> **RECORDS PROVIDED**:
━━━━━━━━━━━━━━━━━━━━

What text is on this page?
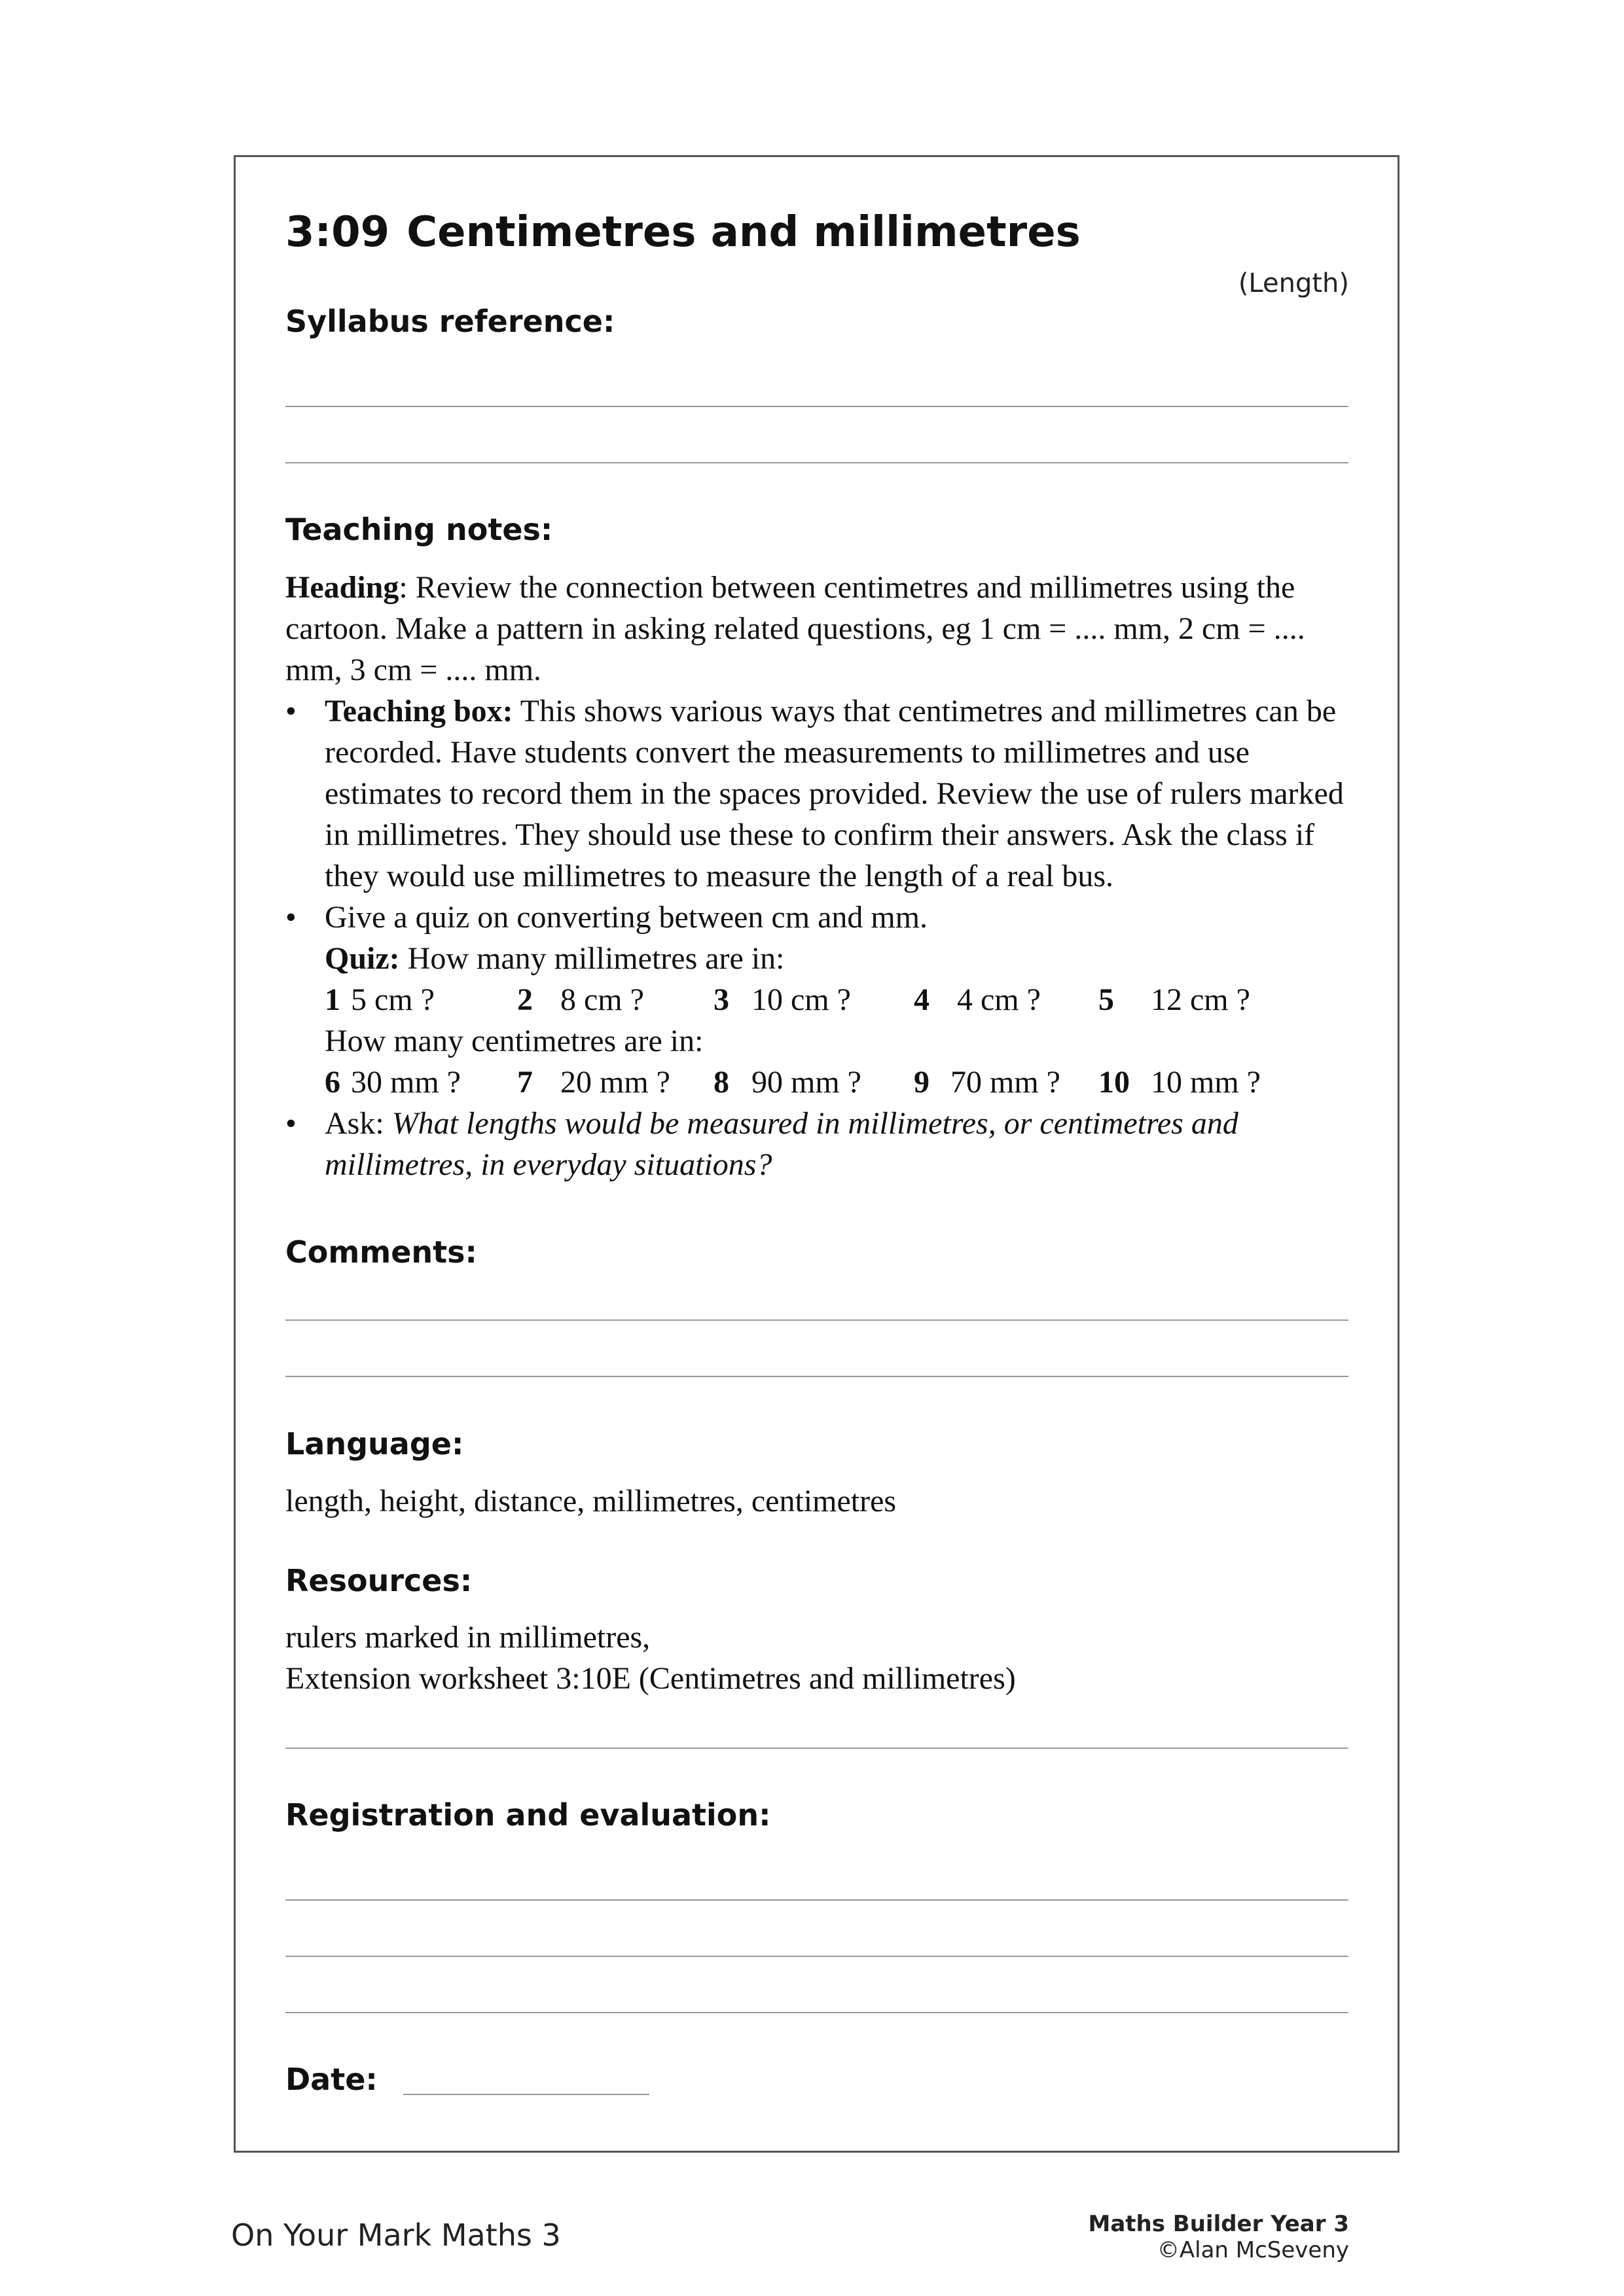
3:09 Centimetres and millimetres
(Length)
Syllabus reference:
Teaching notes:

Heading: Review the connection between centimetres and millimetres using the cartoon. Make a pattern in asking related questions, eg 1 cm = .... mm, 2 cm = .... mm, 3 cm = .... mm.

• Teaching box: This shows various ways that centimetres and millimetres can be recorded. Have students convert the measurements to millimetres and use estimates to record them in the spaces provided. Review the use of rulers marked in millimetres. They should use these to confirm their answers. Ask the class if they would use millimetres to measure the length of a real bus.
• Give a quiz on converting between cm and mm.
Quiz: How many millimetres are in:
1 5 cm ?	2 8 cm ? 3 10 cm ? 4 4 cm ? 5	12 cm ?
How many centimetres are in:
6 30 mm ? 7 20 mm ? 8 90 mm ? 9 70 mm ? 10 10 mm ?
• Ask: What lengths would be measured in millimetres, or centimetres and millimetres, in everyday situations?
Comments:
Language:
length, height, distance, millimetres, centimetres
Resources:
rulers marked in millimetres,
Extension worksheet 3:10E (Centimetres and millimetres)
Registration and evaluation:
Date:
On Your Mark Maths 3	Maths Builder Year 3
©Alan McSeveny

━━━━━━━━━━━━━━━━━━━━

> **INSTRUCTION**: Go through the data above and find the lines with the word "marked". Copy each of those lines.

> **WRITTEN SOLUTION**:
• Teaching box: This shows various ways that centimetres and millimetres can be recorded. Have students convert the measurements to millimetres and use estimates to record them in the spaces provided. Review the use of rulers marked in millimetres. They should use these to confirm their answers. Ask the class if they would use millimetres to measure the length of a real bus.
rulers marked in millimetres,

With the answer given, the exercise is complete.